■ WHAT THE TASK ASKS: Retype the material that follows, keeping every word as it is.

■ Data entries:
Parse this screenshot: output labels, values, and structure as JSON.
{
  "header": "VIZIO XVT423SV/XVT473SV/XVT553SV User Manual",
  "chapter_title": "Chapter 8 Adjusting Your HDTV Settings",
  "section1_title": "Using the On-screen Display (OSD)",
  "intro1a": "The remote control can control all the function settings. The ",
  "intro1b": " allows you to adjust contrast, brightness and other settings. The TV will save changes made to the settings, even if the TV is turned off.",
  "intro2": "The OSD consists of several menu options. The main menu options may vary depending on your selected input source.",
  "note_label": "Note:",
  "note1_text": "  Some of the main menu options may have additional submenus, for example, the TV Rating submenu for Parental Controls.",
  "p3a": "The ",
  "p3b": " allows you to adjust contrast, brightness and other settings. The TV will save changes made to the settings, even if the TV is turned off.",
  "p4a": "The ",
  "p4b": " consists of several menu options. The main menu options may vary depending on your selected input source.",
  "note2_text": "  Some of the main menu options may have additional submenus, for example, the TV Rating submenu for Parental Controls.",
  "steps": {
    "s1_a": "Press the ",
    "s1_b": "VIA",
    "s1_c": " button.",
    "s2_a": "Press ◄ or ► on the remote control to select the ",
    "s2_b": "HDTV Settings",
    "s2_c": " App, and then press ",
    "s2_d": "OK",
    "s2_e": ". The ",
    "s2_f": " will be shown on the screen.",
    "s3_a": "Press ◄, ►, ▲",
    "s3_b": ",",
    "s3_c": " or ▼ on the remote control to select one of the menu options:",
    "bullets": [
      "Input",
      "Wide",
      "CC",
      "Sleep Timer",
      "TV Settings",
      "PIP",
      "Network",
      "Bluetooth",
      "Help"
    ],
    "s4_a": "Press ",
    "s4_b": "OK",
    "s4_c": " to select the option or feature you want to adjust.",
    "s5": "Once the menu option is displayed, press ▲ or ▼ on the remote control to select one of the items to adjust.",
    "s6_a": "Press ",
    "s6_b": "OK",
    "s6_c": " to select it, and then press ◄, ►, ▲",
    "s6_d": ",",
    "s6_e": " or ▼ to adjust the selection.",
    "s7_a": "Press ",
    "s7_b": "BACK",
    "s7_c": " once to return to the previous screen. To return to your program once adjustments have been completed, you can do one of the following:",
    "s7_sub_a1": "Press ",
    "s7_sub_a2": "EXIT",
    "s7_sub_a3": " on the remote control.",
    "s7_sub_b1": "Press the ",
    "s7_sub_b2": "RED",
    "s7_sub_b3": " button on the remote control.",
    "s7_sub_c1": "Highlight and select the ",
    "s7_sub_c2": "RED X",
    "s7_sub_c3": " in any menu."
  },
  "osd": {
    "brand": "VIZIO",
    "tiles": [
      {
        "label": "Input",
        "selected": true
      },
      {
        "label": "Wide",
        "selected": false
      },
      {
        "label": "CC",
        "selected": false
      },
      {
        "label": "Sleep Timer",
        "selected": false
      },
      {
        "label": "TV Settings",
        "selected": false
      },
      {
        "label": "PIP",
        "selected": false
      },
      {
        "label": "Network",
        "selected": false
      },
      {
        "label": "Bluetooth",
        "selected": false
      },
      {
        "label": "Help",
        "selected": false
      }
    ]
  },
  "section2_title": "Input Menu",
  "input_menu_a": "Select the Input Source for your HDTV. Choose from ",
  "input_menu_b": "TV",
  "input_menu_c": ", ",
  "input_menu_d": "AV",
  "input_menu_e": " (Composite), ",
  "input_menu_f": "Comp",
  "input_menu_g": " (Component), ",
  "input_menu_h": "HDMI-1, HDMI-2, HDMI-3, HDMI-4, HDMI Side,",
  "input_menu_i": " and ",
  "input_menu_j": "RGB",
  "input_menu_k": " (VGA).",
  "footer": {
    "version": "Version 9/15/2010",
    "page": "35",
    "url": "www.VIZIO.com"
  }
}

■ WRITTEN ANSWER:
Parse this screenshot: output labels, values, and structure as JSON.
{
  "header": "VIZIO XVT423SV/XVT473SV/XVT553SV User Manual",
  "chapter_title": "Chapter 8 Adjusting Your HDTV Settings",
  "section1_title": "Using the On-screen Display (OSD)",
  "intro1a": "The remote control can control all the function settings. The ",
  "intro1b": " allows you to adjust contrast, brightness and other settings. The TV will save changes made to the settings, even if the TV is turned off.",
  "intro2": "The OSD consists of several menu options. The main menu options may vary depending on your selected input source.",
  "note_label": "Note:",
  "note1_text": "  Some of the main menu options may have additional submenus, for example, the TV Rating submenu for Parental Controls.",
  "p3a": "The ",
  "p3b": " allows you to adjust contrast, brightness and other settings. The TV will save changes made to the settings, even if the TV is turned off.",
  "p4a": "The ",
  "p4b": " consists of several menu options. The main menu options may vary depending on your selected input source.",
  "note2_text": "  Some of the main menu options may have additional submenus, for example, the TV Rating submenu for Parental Controls.",
  "steps": {
    "s1_a": "Press the ",
    "s1_b": "VIA",
    "s1_c": " button.",
    "s2_a": "Press ◄ or ► on the remote control to select the ",
    "s2_b": "HDTV Settings",
    "s2_c": " App, and then press ",
    "s2_d": "OK",
    "s2_e": ". The ",
    "s2_f": " will be shown on the screen.",
    "s3_a": "Press ◄, ►, ▲",
    "s3_b": ",",
    "s3_c": " or ▼ on the remote control to select one of the menu options:",
    "bullets": [
      "Input",
      "Wide",
      "CC",
      "Sleep Timer",
      "TV Settings",
      "PIP",
      "Network",
      "Bluetooth",
      "Help"
    ],
    "s4_a": "Press ",
    "s4_b": "OK",
    "s4_c": " to select the option or feature you want to adjust.",
    "s5": "Once the menu option is displayed, press ▲ or ▼ on the remote control to select one of the items to adjust.",
    "s6_a": "Press ",
    "s6_b": "OK",
    "s6_c": " to select it, and then press ◄, ►, ▲",
    "s6_d": ",",
    "s6_e": " or ▼ to adjust the selection.",
    "s7_a": "Press ",
    "s7_b": "BACK",
    "s7_c": " once to return to the previous screen. To return to your program once adjustments have been completed, you can do one of the following:",
    "s7_sub_a1": "Press ",
    "s7_sub_a2": "EXIT",
    "s7_sub_a3": " on the remote control.",
    "s7_sub_b1": "Press the ",
    "s7_sub_b2": "RED",
    "s7_sub_b3": " button on the remote control.",
    "s7_sub_c1": "Highlight and select the ",
    "s7_sub_c2": "RED X",
    "s7_sub_c3": " in any menu."
  },
  "osd": {
    "brand": "VIZIO",
    "tiles": [
      {
        "label": "Input",
        "selected": true
      },
      {
        "label": "Wide",
        "selected": false
      },
      {
        "label": "CC",
        "selected": false
      },
      {
        "label": "Sleep Timer",
        "selected": false
      },
      {
        "label": "TV Settings",
        "selected": false
      },
      {
        "label": "PIP",
        "selected": false
      },
      {
        "label": "Network",
        "selected": false
      },
      {
        "label": "Bluetooth",
        "selected": false
      },
      {
        "label": "Help",
        "selected": false
      }
    ]
  },
  "section2_title": "Input Menu",
  "input_menu_a": "Select the Input Source for your HDTV. Choose from ",
  "input_menu_b": "TV",
  "input_menu_c": ", ",
  "input_menu_d": "AV",
  "input_menu_e": " (Composite), ",
  "input_menu_f": "Comp",
  "input_menu_g": " (Component), ",
  "input_menu_h": "HDMI-1, HDMI-2, HDMI-3, HDMI-4, HDMI Side,",
  "input_menu_i": " and ",
  "input_menu_j": "RGB",
  "input_menu_k": " (VGA).",
  "footer": {
    "version": "Version 9/15/2010",
    "page": "35",
    "url": "www.VIZIO.com"
  }
}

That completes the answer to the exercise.